The task
Quote, verbatim, all material below, without pictures.

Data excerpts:
# # # # #

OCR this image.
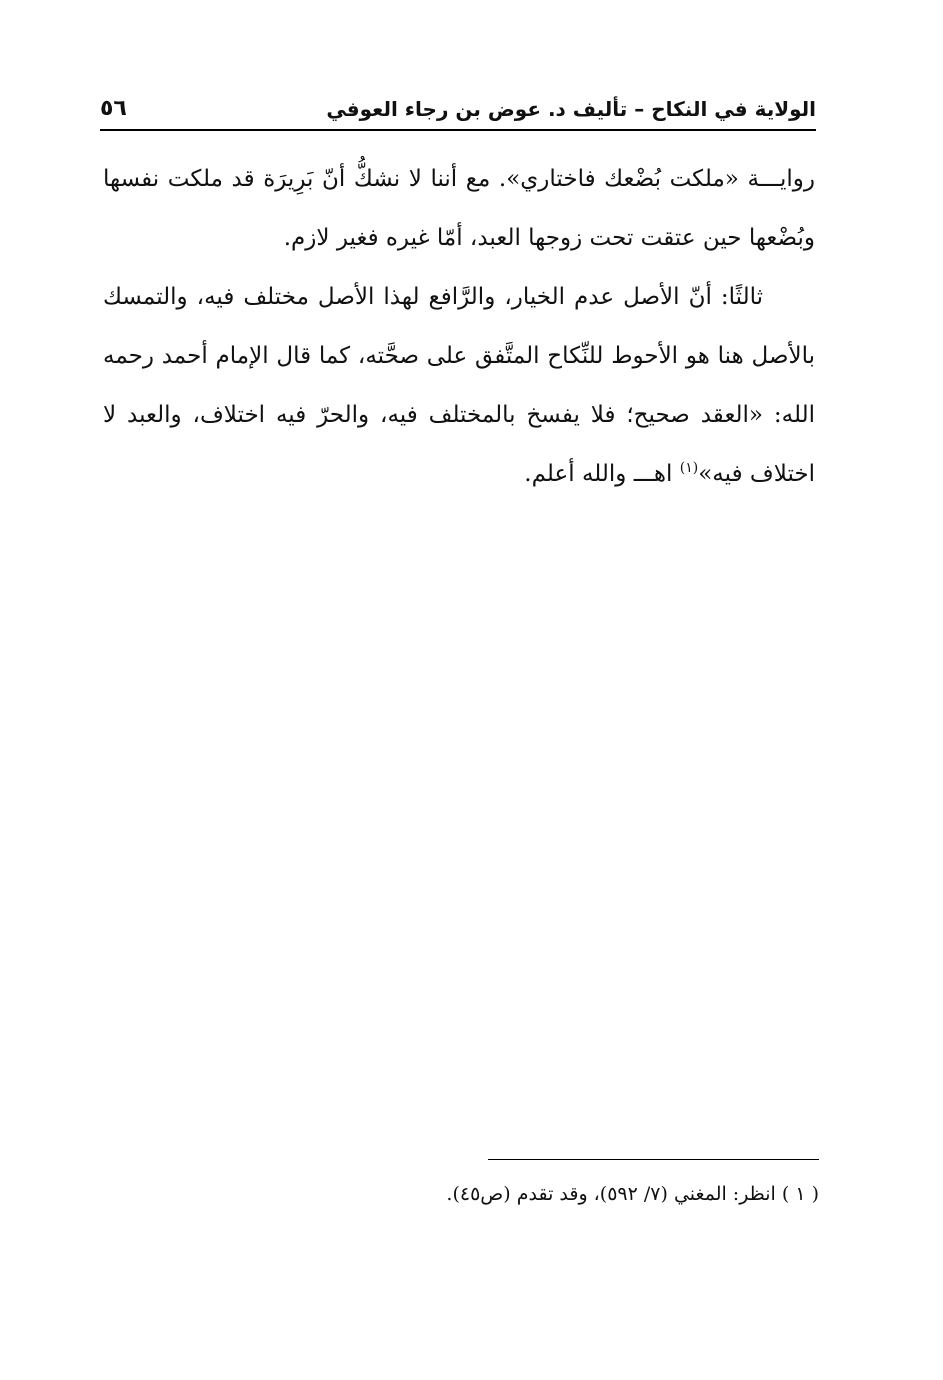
الولاية في النكاح – تأليف د. عوض بن رجاء العوفي
٥٦

روايـــة «ملكت بُضْعك فاختاري». مع أننا لا نشكُّ أنّ بَرِيرَة قد ملكت نفسها وبُضْعها حين عتقت تحت زوجها العبد، أمّا غيره فغير لازم.

ثالثًا: أنّ الأصل عدم الخيار، والرَّافع لهذا الأصل مختلف فيه، والتمسك بالأصل هنا هو الأحوط للنِّكاح المتَّفق على صحَّته، كما قال الإمام أحمد رحمه الله: «العقد صحيح؛ فلا يفسخ بالمختلف فيه، والحرّ فيه اختلاف، والعبد لا اختلاف فيه»$^{(١)}$ اهـــ والله أعلم.

( ١ ) انظر: المغني (٧/ ٥٩٢)، وقد تقدم (ص٤٥).
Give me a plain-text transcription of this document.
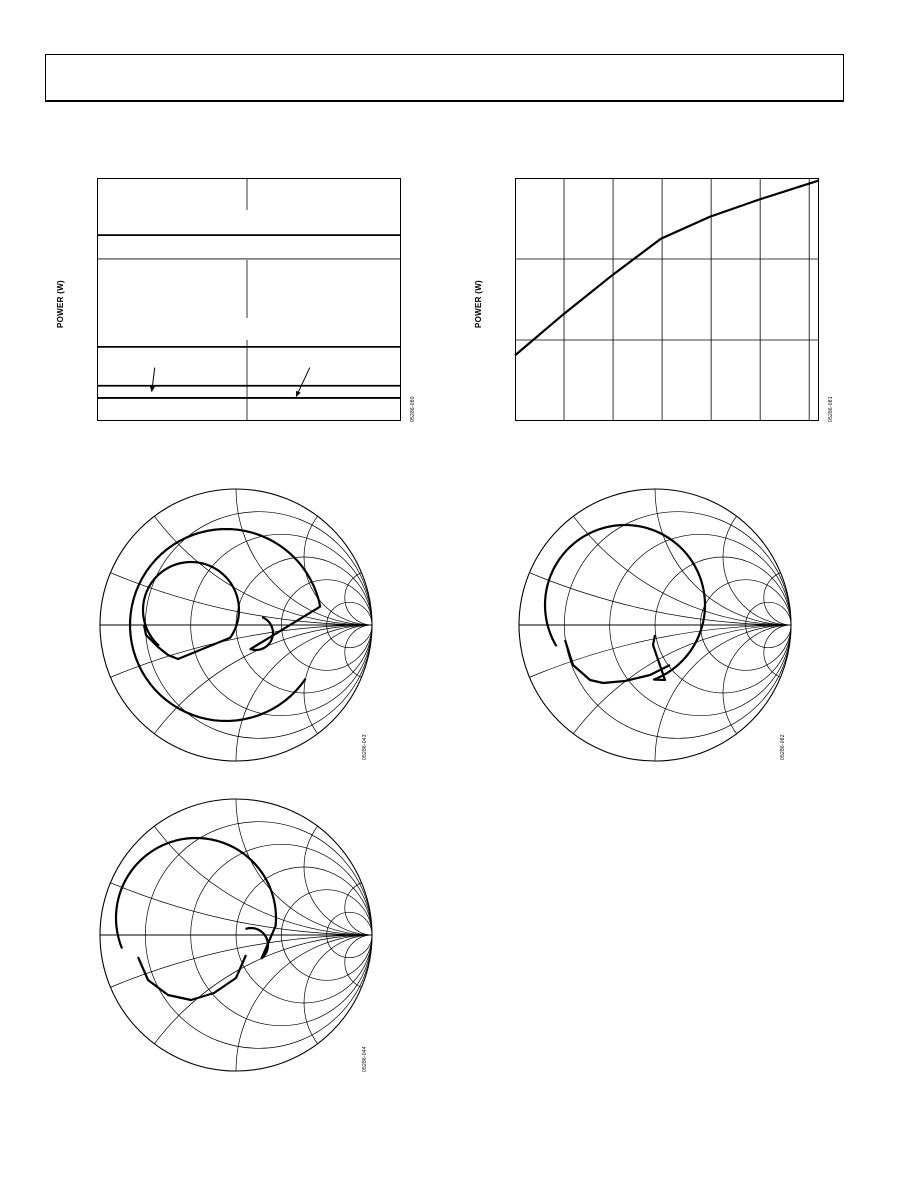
POWER (W)
05286-080
POWER (W)
05286-081
05286-043	05286-082
05286-044
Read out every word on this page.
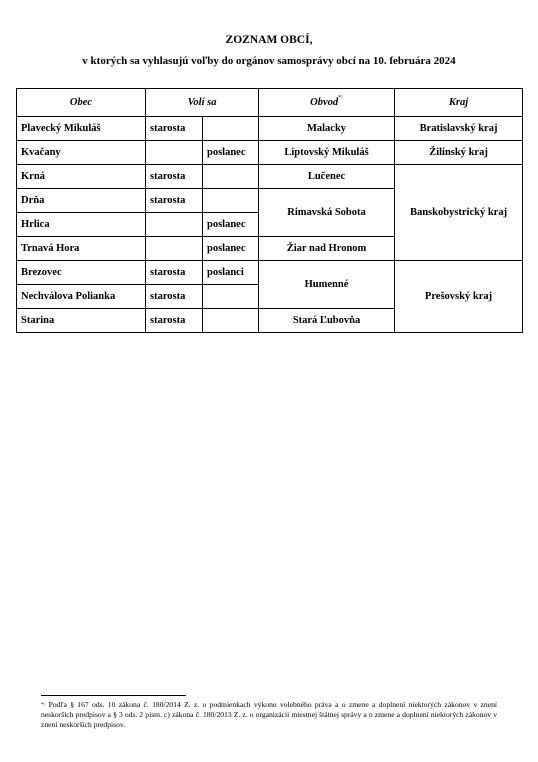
ZOZNAM OBCÍ,
v ktorých sa vyhlasujú voľby do orgánov samosprávy obcí na 10. februára 2024
Obec	Volí sa		Obvod*/	Kraj
Plavecký Mikuláš	starosta		Malacky	Bratislavský kraj
Kvačany		poslanec	Liptovský Mikuláš	Žilinský kraj
Krná	starosta		Lučenec	Banskobystrický kraj
Drňa	starosta		Rimavská Sobota	
Hrlica		poslanec		
Trnavá Hora		poslanec	Žiar nad Hronom	
Brezovec	starosta	poslanci	Humenné	Prešovský kraj
Nechválova Polianka	starosta			
Starina	starosta		Stará Ľubovňa	
*/ Podľa § 167 ods. 10 zákona č. 180/2014 Z. z. o podmienkach výkonu volebného práva a o zmene a doplnení niektorých zákonov v znení neskorších predpisov a § 3 ods. 2 písm. c) zákona č. 180/2013 Z. z. o organizácii miestnej štátnej správy a o zmene a doplnení niektorých zákonov v znení neskorších predpisov.
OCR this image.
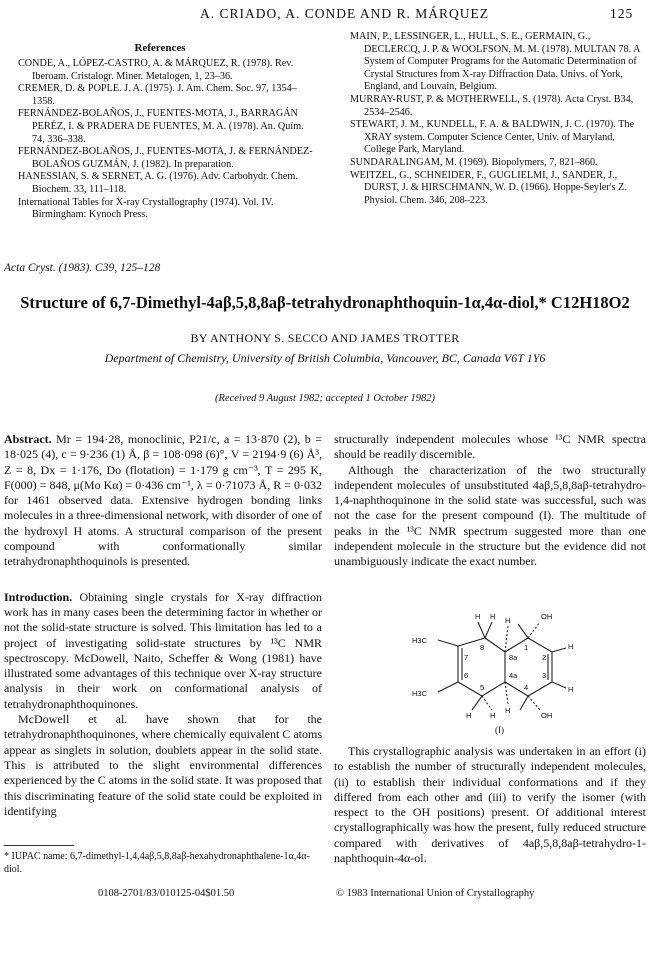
A. CRIADO, A. CONDE AND R. MÁRQUEZ	125
References

CONDE, A., LÓPEZ-CASTRO, A. & MÁRQUEZ, R. (1978). Rev. Iberoam. Cristalogr. Miner. Metalogen, 1, 23–36.

CREMER, D. & POPLE. J. A. (1975). J. Am. Chem. Soc. 97, 1354–1358.

FERNÁNDEZ-BOLAÑOS, J., FUENTES-MOTA, J., BARRAGÁN PERÉZ, I. & PRADERA DE FUENTES, M. A. (1978). An. Quím. 74, 336–338.

FERNÁNDEZ-BOLAÑOS, J., FUENTES-MOTA, J. & FERNÁNDEZ-BOLAÑOS GUZMÁN, J. (1982). In preparation.

HANESSIAN, S. & SERNET, A. G. (1976). Adv. Carbohydr. Chem. Biochem. 33, 111–118.

International Tables for X-ray Crystallography (1974). Vol. IV. Birmingham: Kynoch Press.

MAIN, P., LESSINGER, L., HULL, S. E., GERMAIN, G., DECLERCQ, J. P. & WOOLFSON, M. M. (1978). MULTAN 78. A System of Computer Programs for the Automatic Determination of Crystal Structures from X-ray Diffraction Data. Univs. of York, England, and Louvain, Belgium.

MURRAY-RUST, P. & MOTHERWELL, S. (1978). Acta Cryst. B34, 2534–2546.

STEWART, J. M., KUNDELL, F. A. & BALDWIN, J. C. (1970). The XRAY system. Computer Science Center, Univ. of Maryland, College Park, Maryland.

SUNDARALINGAM, M. (1969). Biopolymers, 7, 821–860.

WEITZEL, G., SCHNEIDER, F., GUGLIELMI, J., SANDER, J., DURST, J. & HIRSCHMANN, W. D. (1966). Hoppe-Seyler's Z. Physiol. Chem. 346, 208–223.

Acta Cryst. (1983). C39, 125–128
Structure of 6,7-Dimethyl-4aβ,5,8,8aβ-tetrahydronaphthoquin-1α,4α-diol,* C12H18O2
BY ANTHONY S. SECCO AND JAMES TROTTER
Department of Chemistry, University of British Columbia, Vancouver, BC, Canada V6T 1Y6
(Received 9 August 1982; accepted 1 October 1982)

Abstract. Mr = 194·28, monoclinic, P21/c, a = 13·870 (2), b = 18·025 (4), c = 9·236 (1) Å, β = 108·098 (6)°, V = 2194·9 (6) Å³, Z = 8, Dx = 1·176, Do (flotation) = 1·179 g cm⁻³, T = 295 K, F(000) = 848, μ(Mo Kα) = 0·436 cm⁻¹, λ = 0·71073 Å, R = 0·032 for 1461 observed data. Extensive hydrogen bonding links molecules in a three-dimensional network, with disorder of one of the hydroxyl H atoms. A structural comparison of the present compound with conformationally similar tetrahydronaphthoquinols is presented.

Introduction. Obtaining single crystals for X-ray diffraction work has in many cases been the determining factor in whether or not the solid-state structure is solved. This limitation has led to a project of investigating solid-state structures by ¹³C NMR spectroscopy. McDowell, Naito, Scheffer & Wong (1981) have illustrated some advantages of this technique over X-ray structure analysis in their work on conformational analysis of tetrahydronaphthoquinones.

McDowell et al. have shown that for the tetrahydronaphthoquinones, where chemically equivalent C atoms appear as singlets in solution, doublets appear in the solid state. This is attributed to the slight environmental differences experienced by the C atoms in the solid state. It was proposed that this discriminating feature of the solid state could be exploited in identifying

structurally independent molecules whose ¹³C NMR spectra should be readily discernible.

Although the characterization of the two structurally independent molecules of unsubstituted 4aβ,5,8,8aβ-tetrahydro-1,4-naphthoquinone in the solid state was successful, such was not the case for the present compound (I). The multitude of peaks in the ¹³C NMR spectrum suggested more than one independent molecule in the structure but the evidence did not unambiguously indicate the exact number.

H H H	OH
H3C
8	1
8a	2
7
H
6	4a	3
H
H3C
5	4
H H	OH
H
(I)

This crystallographic analysis was undertaken in an effort (i) to establish the number of structurally independent molecules, (ii) to establish their individual conformations and if they differed from each other and (iii) to verify the isomer (with respect to the OH positions) present. Of additional interest crystallographically was how the present, fully reduced structure compared with derivatives of 4aβ,5,8,8aβ-tetrahydro-1-naphthoquin-4α-ol.

* IUPAC name: 6,7-dimethyl-1,4,4aβ,5,8,8aβ-hexahydronaphthalene-1α,4α-diol.
0108-2701/83/010125-04$01.50	© 1983 International Union of Crystallography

# # # # #

Answer to this problem
OCR this image.
الولاية في النكاح – تأليف د. عوض بن رجاء العوفي
٥٦

روايـــة «ملكت بُضْعك فاختاري». مع أننا لا نشكُّ أنّ بَرِيرَة قد ملكت نفسها وبُضْعها حين عتقت تحت زوجها العبد، أمّا غيره فغير لازم.

ثالثًا: أنّ الأصل عدم الخيار، والرَّافع لهذا الأصل مختلف فيه، والتمسك بالأصل هنا هو الأحوط للنِّكاح المتَّفق على صحَّته، كما قال الإمام أحمد رحمه الله: «العقد صحيح؛ فلا يفسخ بالمختلف فيه، والحرّ فيه اختلاف، والعبد لا اختلاف فيه»$^{(١)}$ اهـــ والله أعلم.

( ١ ) انظر: المغني (٧/ ٥٩٢)، وقد تقدم (ص٤٥).
Give me a plain-text transcription of this document.
POWER (W)
05286-080
POWER (W)
05286-081
05286-043	05286-082
05286-044
Read out every word on this page.
ZOZNAM OBCÍ,
v ktorých sa vyhlasujú voľby do orgánov samosprávy obcí na 10. februára 2024
Obec	Volí sa		Obvod*/	Kraj
Plavecký Mikuláš	starosta		Malacky	Bratislavský kraj
Kvačany		poslanec	Liptovský Mikuláš	Žilinský kraj
Krná	starosta		Lučenec	Banskobystrický kraj
Drňa	starosta		Rimavská Sobota	
Hrlica		poslanec		
Trnavá Hora		poslanec	Žiar nad Hronom	
Brezovec	starosta	poslanci	Humenné	Prešovský kraj
Nechválova Polianka	starosta			
Starina	starosta		Stará Ľubovňa	
*/ Podľa § 167 ods. 10 zákona č. 180/2014 Z. z. o podmienkach výkonu volebného práva a o zmene a doplnení niektorých zákonov v znení neskorších predpisov a § 3 ods. 2 písm. c) zákona č. 180/2013 Z. z. o organizácii miestnej štátnej správy a o zmene a doplnení niektorých zákonov v znení neskorších predpisov.
OCR this image.
A. CRIADO, A. CONDE AND R. MÁRQUEZ	125
References

CONDE, A., LÓPEZ-CASTRO, A. & MÁRQUEZ, R. (1978). Rev. Iberoam. Cristalogr. Miner. Metalogen, 1, 23–36.

CREMER, D. & POPLE. J. A. (1975). J. Am. Chem. Soc. 97, 1354–1358.

FERNÁNDEZ-BOLAÑOS, J., FUENTES-MOTA, J., BARRAGÁN PERÉZ, I. & PRADERA DE FUENTES, M. A. (1978). An. Quím. 74, 336–338.

FERNÁNDEZ-BOLAÑOS, J., FUENTES-MOTA, J. & FERNÁNDEZ-BOLAÑOS GUZMÁN, J. (1982). In preparation.

HANESSIAN, S. & SERNET, A. G. (1976). Adv. Carbohydr. Chem. Biochem. 33, 111–118.

International Tables for X-ray Crystallography (1974). Vol. IV. Birmingham: Kynoch Press.

MAIN, P., LESSINGER, L., HULL, S. E., GERMAIN, G., DECLERCQ, J. P. & WOOLFSON, M. M. (1978). MULTAN 78. A System of Computer Programs for the Automatic Determination of Crystal Structures from X-ray Diffraction Data. Univs. of York, England, and Louvain, Belgium.

MURRAY-RUST, P. & MOTHERWELL, S. (1978). Acta Cryst. B34, 2534–2546.

STEWART, J. M., KUNDELL, F. A. & BALDWIN, J. C. (1970). The XRAY system. Computer Science Center, Univ. of Maryland, College Park, Maryland.

SUNDARALINGAM, M. (1969). Biopolymers, 7, 821–860.

WEITZEL, G., SCHNEIDER, F., GUGLIELMI, J., SANDER, J., DURST, J. & HIRSCHMANN, W. D. (1966). Hoppe-Seyler's Z. Physiol. Chem. 346, 208–223.

Acta Cryst. (1983). C39, 125–128
Structure of 6,7-Dimethyl-4aβ,5,8,8aβ-tetrahydronaphthoquin-1α,4α-diol,* C12H18O2
BY ANTHONY S. SECCO AND JAMES TROTTER
Department of Chemistry, University of British Columbia, Vancouver, BC, Canada V6T 1Y6
(Received 9 August 1982; accepted 1 October 1982)

Abstract. Mr = 194·28, monoclinic, P21/c, a = 13·870 (2), b = 18·025 (4), c = 9·236 (1) Å, β = 108·098 (6)°, V = 2194·9 (6) Å³, Z = 8, Dx = 1·176, Do (flotation) = 1·179 g cm⁻³, T = 295 K, F(000) = 848, μ(Mo Kα) = 0·436 cm⁻¹, λ = 0·71073 Å, R = 0·032 for 1461 observed data. Extensive hydrogen bonding links molecules in a three-dimensional network, with disorder of one of the hydroxyl H atoms. A structural comparison of the present compound with conformationally similar tetrahydronaphthoquinols is presented.

Introduction. Obtaining single crystals for X-ray diffraction work has in many cases been the determining factor in whether or not the solid-state structure is solved. This limitation has led to a project of investigating solid-state structures by ¹³C NMR spectroscopy. McDowell, Naito, Scheffer & Wong (1981) have illustrated some advantages of this technique over X-ray structure analysis in their work on conformational analysis of tetrahydronaphthoquinones.

McDowell et al. have shown that for the tetrahydronaphthoquinones, where chemically equivalent C atoms appear as singlets in solution, doublets appear in the solid state. This is attributed to the slight environmental differences experienced by the C atoms in the solid state. It was proposed that this discriminating feature of the solid state could be exploited in identifying

structurally independent molecules whose ¹³C NMR spectra should be readily discernible.

Although the characterization of the two structurally independent molecules of unsubstituted 4aβ,5,8,8aβ-tetrahydro-1,4-naphthoquinone in the solid state was successful, such was not the case for the present compound (I). The multitude of peaks in the ¹³C NMR spectrum suggested more than one independent molecule in the structure but the evidence did not unambiguously indicate the exact number.

H H H	OH
H3C
8	1
8a	2
7
H
6	4a	3
H
H3C
5	4
H H	OH
H
(I)

This crystallographic analysis was undertaken in an effort (i) to establish the number of structurally independent molecules, (ii) to establish their individual conformations and if they differed from each other and (iii) to verify the isomer (with respect to the OH positions) present. Of additional interest crystallographically was how the present, fully reduced structure compared with derivatives of 4aβ,5,8,8aβ-tetrahydro-1-naphthoquin-4α-ol.

* IUPAC name: 6,7-dimethyl-1,4,4aβ,5,8,8aβ-hexahydronaphthalene-1α,4α-diol.
0108-2701/83/010125-04$01.50	© 1983 International Union of Crystallography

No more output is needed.